読解文 |
★ ★ ★ ★
難関資格や東大受験に “働きながら合格した” 勉強猛者は、過去問・参考書をこう使っていた!

過去問・参考書の使い方01

「キャリアアップのために資格をとりたいけど、時間がない」
「働きながら資格勉強も効率的にやるなんて、本当にできるの?」

そんな悩みや疑問がある人は、過去問題集や参考書の使い方を工夫してみませんか? じつは、限られた時間のなかでも、教材の使い方次第で学習を飛躍的に進ませることができるのです。難関資格や東大受験に働きながら合格した “勉強のプロ” とも呼べる人たちが、どのように過去問題集や参考書を活用していたかご紹介しましょう。

【1】最初に過去問を読んで勉強範囲を絞り込む

資格をとると決めて、いざ勉強を開始しようというときには、参考書を1ページめから読むのがきっと一般的でしょう。しかし忙しい社会人の場合、この読み方だと「時間がないから丁寧に読んでいられない」「ページ数が多すぎて間に合いそうもない」といった理由でモチベーションが低下し、勉強に挫折してしまうかもしれません。実際に勉強時間が足りなくなるおそれも。

資格試験の勉強を効率よく進めるカギは、自分に足りていない知識だけに的を絞ることだ――。そう述べるのは、『捨てる勉強法』の著者で司法書士、社会保険労務士など複数の国家資格を保有する並木秀陸氏です。

並木氏は、資格勉強の効率を高めるため、最初に過去問題集を読んで勉強範囲を絞り込むことをすすめています。具体的には問題文を読んだあと、すぐにその問いに対する答えや解説を読むのだそう。そのうえで、

  • 解説の内容を知っていた場合 →「すでにある知識」
  • 逆にまだ知らない場合 →「いまの自分に足りていない知識」

と判断するのです。そうすれば、試験合格のために必要な知識を確実に補えるうえ、もう知っていることを二重に勉強せずにすみますよね。
★ ★ ★ ★
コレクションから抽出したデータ
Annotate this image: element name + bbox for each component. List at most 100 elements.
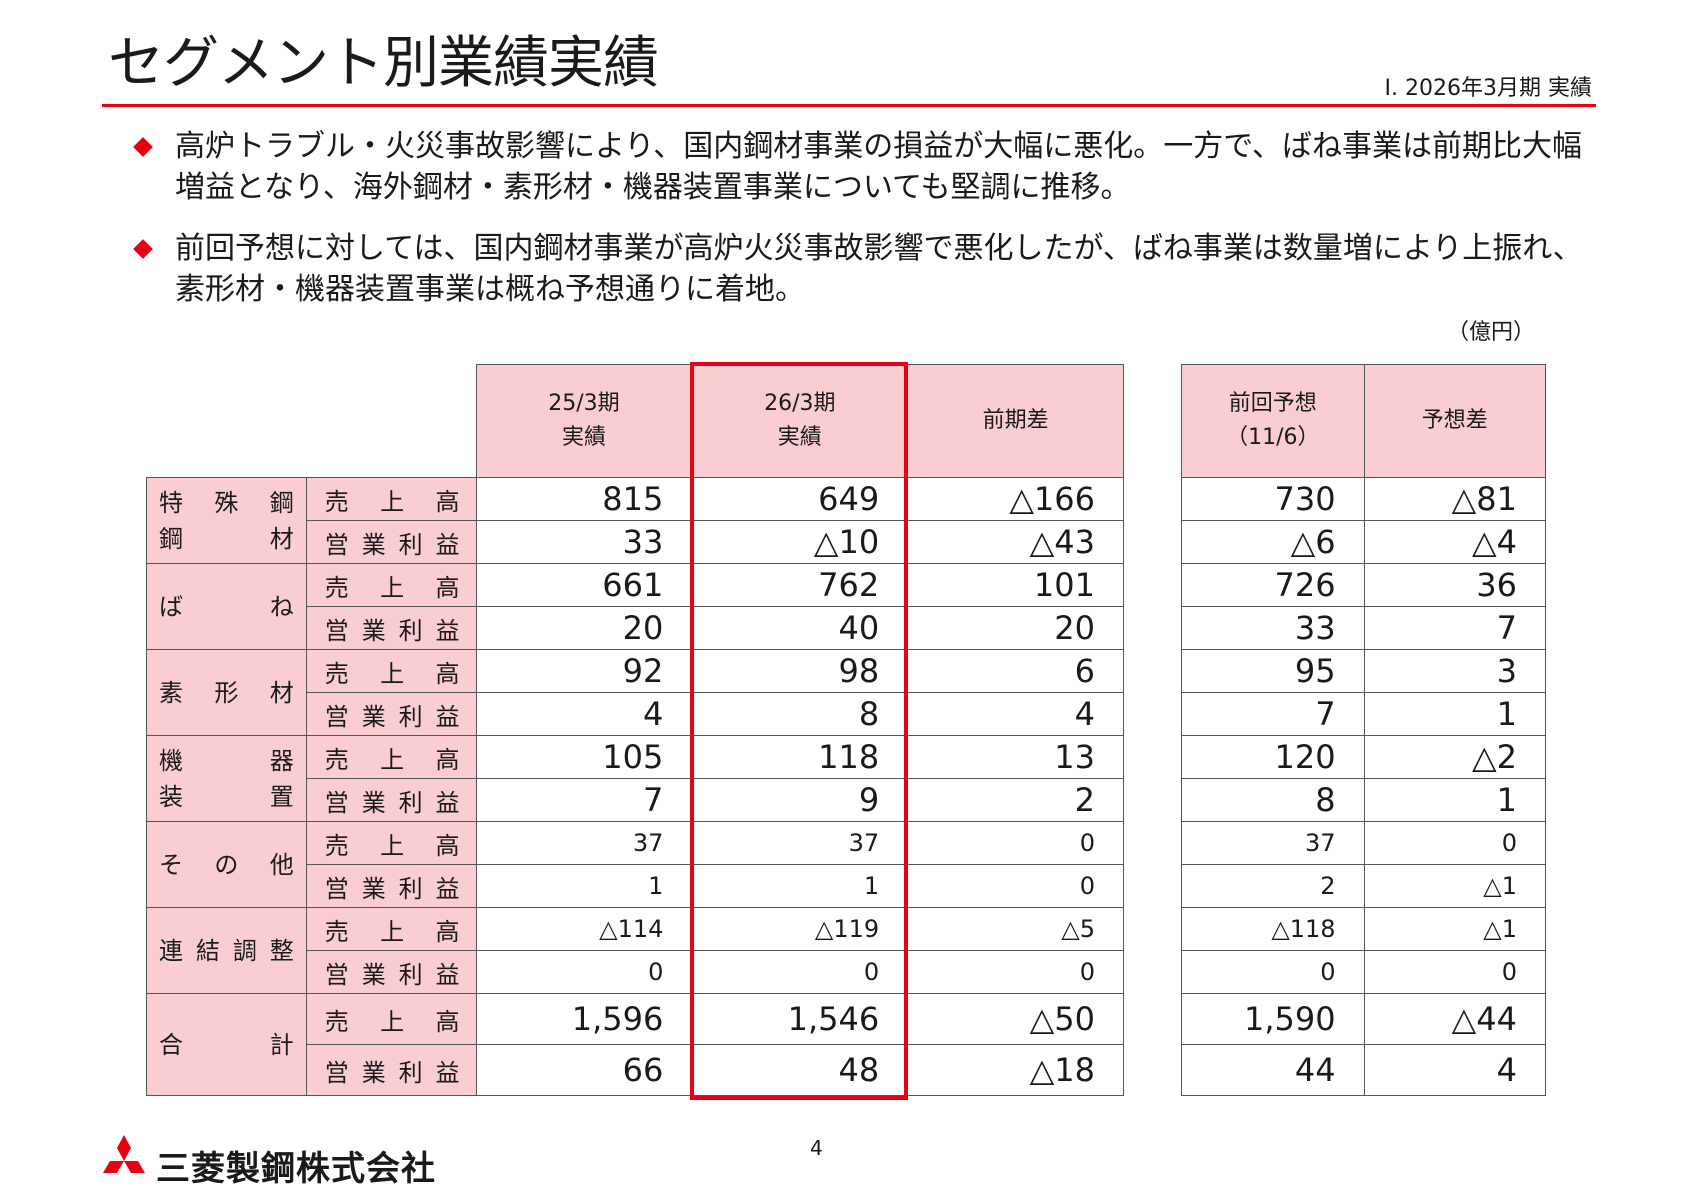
metric-label: 売上高: [305, 907, 477, 951]
metric-label: 営業利益: [305, 778, 477, 822]
value-fy26: 1,546: [691, 993, 909, 1045]
value-forecast: 44: [1181, 1044, 1365, 1096]
title-divider: [102, 104, 1596, 107]
table-row: 機器 装置 売上高 105 118 13: [146, 735, 1124, 822]
metric-label: 売上高: [305, 649, 477, 693]
value-forecast: 2: [1181, 864, 1365, 908]
value-yoy: △5: [907, 907, 1124, 951]
page-title: セグメント別業績実績: [108, 31, 659, 96]
value-yoy: △166: [907, 477, 1124, 521]
table-row: 営業利益 66 48 △18: [147, 1044, 1124, 1096]
bullet-text: 高炉トラブル・火災事故影響により、国内鋼材事業の損益が大幅に悪化。一方で、ばね事…: [175, 129, 1582, 205]
value-forecast: 730: [1181, 477, 1365, 521]
table-row: △118 △1: [1181, 907, 1547, 951]
value-fy25: 20: [475, 606, 693, 650]
unit-label: （億円）: [1446, 320, 1535, 345]
bullet-point: 高炉トラブル・火災事故影響により、国内鋼材事業の損益が大幅に悪化。一方で、ばね事…: [128, 126, 1598, 208]
value-fy25: 33: [475, 520, 693, 564]
table-row: △6 △4: [1181, 520, 1547, 564]
value-yoy: △50: [907, 993, 1124, 1045]
value-yoy: 0: [907, 950, 1124, 994]
value-fy26: 762: [691, 563, 909, 607]
value-yoy: △43: [907, 520, 1124, 564]
column-header-yoy: 前期差: [907, 364, 1124, 478]
value-yoy: 4: [907, 692, 1124, 736]
column-header-fy25: 25/3期 実績: [475, 364, 693, 478]
value-fy26: 37: [691, 821, 909, 865]
column-header-vs-forecast: 予想差: [1363, 364, 1547, 478]
header-line: 25/3期: [548, 391, 620, 416]
header-line: 実績: [561, 425, 606, 450]
value-fy25: 92: [475, 649, 693, 693]
value-fy25: 7: [475, 778, 693, 822]
value-yoy: 6: [907, 649, 1124, 693]
segment-name: 機器 装置: [146, 735, 307, 822]
header-line: （11/6）: [1226, 425, 1320, 450]
value-vs-forecast: △44: [1363, 993, 1547, 1045]
column-header-forecast: 前回予想 （11/6）: [1181, 364, 1365, 478]
segment-name-line: 機器: [159, 746, 294, 775]
table-row: その他 売上高 37 37 0: [146, 821, 1124, 908]
value-fy26: 48: [691, 1044, 909, 1096]
segment-name-line: ばね: [159, 592, 294, 621]
table-row: ばね 売上高 661 762 101: [146, 563, 1124, 650]
metric-label: 売上高: [305, 563, 477, 607]
value-fy26: 1: [691, 864, 909, 908]
value-forecast: 726: [1181, 563, 1365, 607]
segment-name: 素形材: [146, 649, 307, 736]
segment-name: 合計: [146, 993, 307, 1096]
diamond-bullet-icon: [133, 239, 153, 259]
value-forecast: △118: [1181, 907, 1365, 951]
table-row: 1,590 △44: [1181, 993, 1547, 1045]
header-spacer: [147, 365, 477, 478]
fy26-highlight-frame: [690, 362, 908, 1100]
value-forecast: 37: [1181, 821, 1365, 865]
table-row: 37 0: [1181, 821, 1547, 865]
table-row: 120 △2: [1181, 735, 1547, 779]
segment-name-line: 合計: [159, 1030, 294, 1059]
value-yoy: 0: [907, 864, 1124, 908]
table-row: 合計 売上高 1,596 1,546 △50: [146, 993, 1124, 1096]
value-fy25: 1,596: [475, 993, 693, 1045]
diamond-bullet-icon: [133, 137, 153, 157]
table-row: 726 36: [1181, 563, 1547, 607]
value-vs-forecast: 4: [1363, 1044, 1547, 1096]
metric-label: 営業利益: [305, 520, 477, 564]
value-yoy: △18: [907, 1044, 1124, 1096]
table-row: 連結調整 売上高 △114 △119 △5: [146, 907, 1124, 994]
value-yoy: 13: [907, 735, 1124, 779]
table-row: 営業利益 7 9 2: [147, 778, 1124, 822]
value-vs-forecast: △4: [1363, 520, 1547, 564]
bullet-text: 前回予想に対しては、国内鋼材事業が高炉火災事故影響で悪化したが、ばね事業は数量増…: [175, 231, 1583, 307]
segment-name: 特殊鋼 鋼材: [146, 477, 307, 564]
value-yoy: 0: [907, 821, 1124, 865]
value-vs-forecast: 1: [1363, 692, 1547, 736]
metric-label: 営業利益: [305, 606, 477, 650]
page-number: 4: [810, 1136, 823, 1160]
value-forecast: 7: [1181, 692, 1365, 736]
metric-label: 営業利益: [305, 1044, 477, 1096]
value-vs-forecast: 3: [1363, 649, 1547, 693]
value-forecast: 95: [1181, 649, 1365, 693]
segment-name: その他: [146, 821, 307, 908]
value-forecast: 0: [1181, 950, 1365, 994]
value-fy25: △114: [475, 907, 693, 951]
value-vs-forecast: △81: [1363, 477, 1547, 521]
segment-name-line: 素形材: [159, 678, 294, 707]
table-row: 730 △81: [1181, 477, 1547, 521]
segment-name-line: その他: [159, 850, 294, 879]
segment-name-line: 鋼材: [159, 524, 294, 553]
metric-label: 営業利益: [305, 692, 477, 736]
value-vs-forecast: △1: [1363, 864, 1547, 908]
metric-label: 売上高: [305, 735, 477, 779]
segment-results-table: 25/3期 実績 26/3期 実績 前期差 特殊鋼 鋼材 売上高 815 649 △166…: [146, 364, 1124, 1096]
header-line: 実績: [777, 425, 822, 450]
value-fy25: 66: [475, 1044, 693, 1096]
value-fy26: 40: [691, 606, 909, 650]
value-vs-forecast: △1: [1363, 907, 1547, 951]
value-forecast: 1,590: [1181, 993, 1365, 1045]
mitsubishi-three-diamonds-icon: [103, 1135, 145, 1173]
★ ★ ★ ★
小問 A |
過去問・参考書の記事について、次の問いに答えよ。
(i) 参考書を1ページめから読む方法だと、忙しい社会人のモチベーションが下がる理由として挙げられているものは何か。
(ii) 『捨てる勉強法』の著者は、どのような資格を保有していると書かれているか。
(iii) 問題の解説の内容を知っていた場合、それをどのような知識と判断するか。
小問 B |
過去問・参考書の記事のうち「過去問・参考書の使い方01」と「時間が足りなくなるおそれも。」の間を、その両方も含めて書き直せ。その際、「モチベーション」を「やる気」に言い換えること。
小問 C |
過去問・参考書の記事の続きを、最後の文のあとから書き継げ。
記録は使わなくてよい。

解答結果 A |
(i) 「時間がないから丁寧に読んでいられない」「ページ数が多すぎて間に合いそうもない」という理由である。
(ii) 司法書士、社会保険労務士など複数の国家資格である。
(iii) 「すでにある知識」と判断する。

解答結果 B |
過去問・参考書の使い方01

「キャリアアップのために資格をとりたいけど、時間がない」
「働きながら資格勉強も効率的にやるなんて、本当にできるの?」

そんな悩みや疑問がある人は、過去問題集や参考書の使い方を工夫してみませんか? じつは、限られた時間のなかでも、教材の使い方次第で学習を飛躍的に進ませることができるのです。難関資格や東大受験に働きながら合格した “勉強のプロ” とも呼べる人たちが、どのように過去問題集や参考書を活用していたかご紹介しましょう。

【1】最初に過去問を読んで勉強範囲を絞り込む

資格をとると決めて、いざ勉強を開始しようというときには、参考書を1ページめから読むのがきっと一般的でしょう。しかし忙しい社会人の場合、この読み方だと「時間がないから丁寧に読んでいられない」「ページ数が多すぎて間に合いそうもない」といった理由でやる気が低下し、勉強に挫折してしまうかもしれません。実際に勉強時間が足りなくなるおそれも。

解答結果 C |
この勉強法は、普段の業務と資格試験の内容に共通点がある社会人の場合、特に有効だと言えます。なぜなら、業務を通じてすでに得ており、あらためて勉強する必要のない知識を選別するのに役立つからです。たとえば、不動産関係の仕事に就いている人が宅地建物取引士資格試験の勉強をするといったケースなどが当てはまります。

並木氏が紹介している具体例を参考にしながら説明しましょう。「不動産の売買契約に関する民法の規定」を問う問題の解答や解説に、「民法96条により、詐欺または脅迫によって契約を結んだ場合は取り消すことができる」旨が書かれている場合……

  • 民法96条を暗唱できるレベルで知っている。同様のケースを実務で経験している →「すでにある知識」
  • 民法96条と言われても内容を思い出せない。同様のケースを実務で経験していない →「いまの自分に足りない知識」

となり、後者に当てはまるような場合にのみ、その知識の勉強に時間を割けばよいことがわかります。

このように、まずは過去問題集を読みつつ勉強範囲を絞り込んで、合格に足りない知識を把握しましょう

過去問・参考書の使い方02

【2】寝る前の1分間で要点を拾い読みする

仕事終わりは疲れていて、過去問を解いたり、参考書を何ページも一生懸命読んだりするのは難しい……という人も実践しやすいのが寝る前1分記憶術です。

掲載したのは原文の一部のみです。